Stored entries
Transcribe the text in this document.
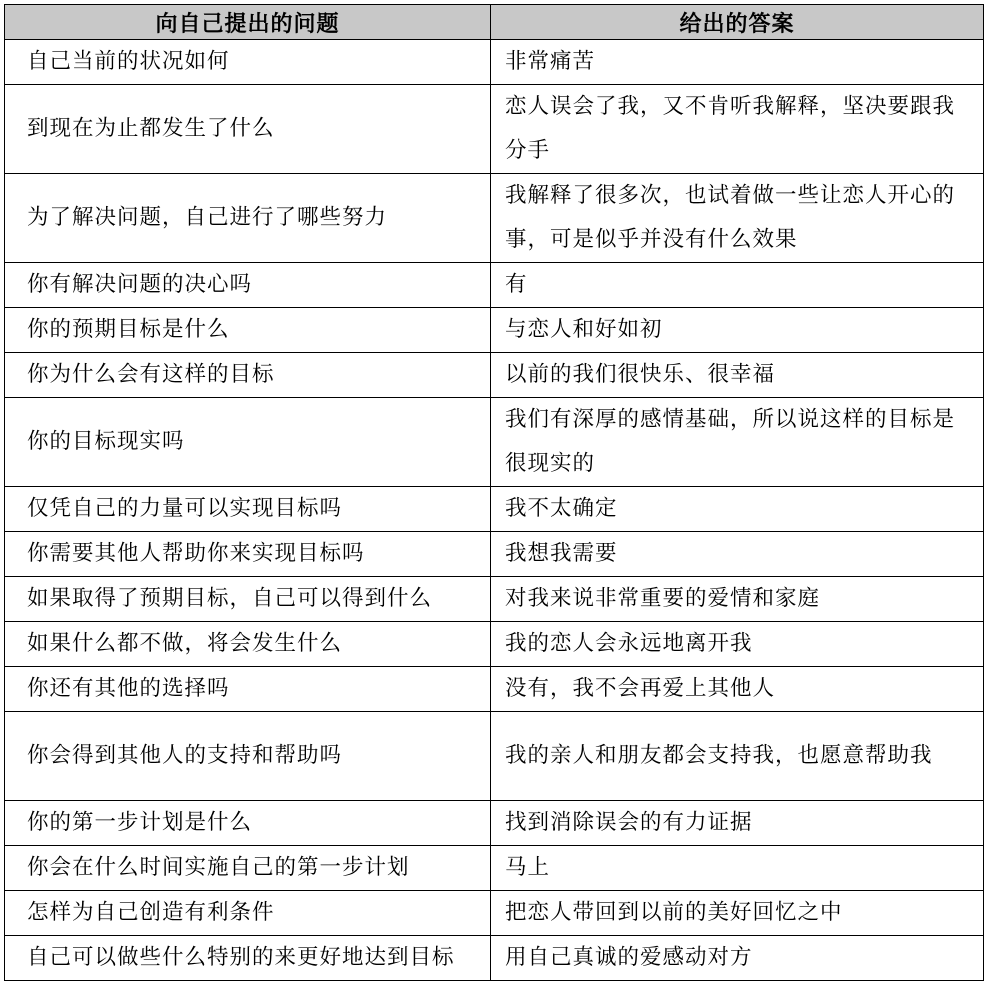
向自己提出的问题	给出的答案
自己当前的状况如何	非常痛苦
到现在为止都发生了什么	恋人误会了我，又不肯听我解释，坚决要跟我分手
为了解决问题，自己进行了哪些努力	我解释了很多次，也试着做一些让恋人开心的事，可是似乎并没有什么效果
你有解决问题的决心吗	有
你的预期目标是什么	与恋人和好如初
你为什么会有这样的目标	以前的我们很快乐、很幸福
你的目标现实吗	我们有深厚的感情基础，所以说这样的目标是很现实的
仅凭自己的力量可以实现目标吗	我不太确定
你需要其他人帮助你来实现目标吗	我想我需要
如果取得了预期目标，自己可以得到什么	对我来说非常重要的爱情和家庭
如果什么都不做，将会发生什么	我的恋人会永远地离开我
你还有其他的选择吗	没有，我不会再爱上其他人
你会得到其他人的支持和帮助吗	我的亲人和朋友都会支持我，也愿意帮助我
你的第一步计划是什么	找到消除误会的有力证据
你会在什么时间实施自己的第一步计划	马上
怎样为自己创造有利条件	把恋人带回到以前的美好回忆之中
自己可以做些什么特别的来更好地达到目标	用自己真诚的爱感动对方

» **EXERCISE TASK**
Copy each line above precisely, dropping the pictures.

» **FINAL RESULT**
Transcribe the text in this document.
向自己提出的问题	给出的答案
自己当前的状况如何	非常痛苦
到现在为止都发生了什么	恋人误会了我，又不肯听我解释，坚决要跟我分手
为了解决问题，自己进行了哪些努力	我解释了很多次，也试着做一些让恋人开心的事，可是似乎并没有什么效果
你有解决问题的决心吗	有
你的预期目标是什么	与恋人和好如初
你为什么会有这样的目标	以前的我们很快乐、很幸福
你的目标现实吗	我们有深厚的感情基础，所以说这样的目标是很现实的
仅凭自己的力量可以实现目标吗	我不太确定
你需要其他人帮助你来实现目标吗	我想我需要
如果取得了预期目标，自己可以得到什么	对我来说非常重要的爱情和家庭
如果什么都不做，将会发生什么	我的恋人会永远地离开我
你还有其他的选择吗	没有，我不会再爱上其他人
你会得到其他人的支持和帮助吗	我的亲人和朋友都会支持我，也愿意帮助我
你的第一步计划是什么	找到消除误会的有力证据
你会在什么时间实施自己的第一步计划	马上
怎样为自己创造有利条件	把恋人带回到以前的美好回忆之中
自己可以做些什么特别的来更好地达到目标	用自己真诚的爱感动对方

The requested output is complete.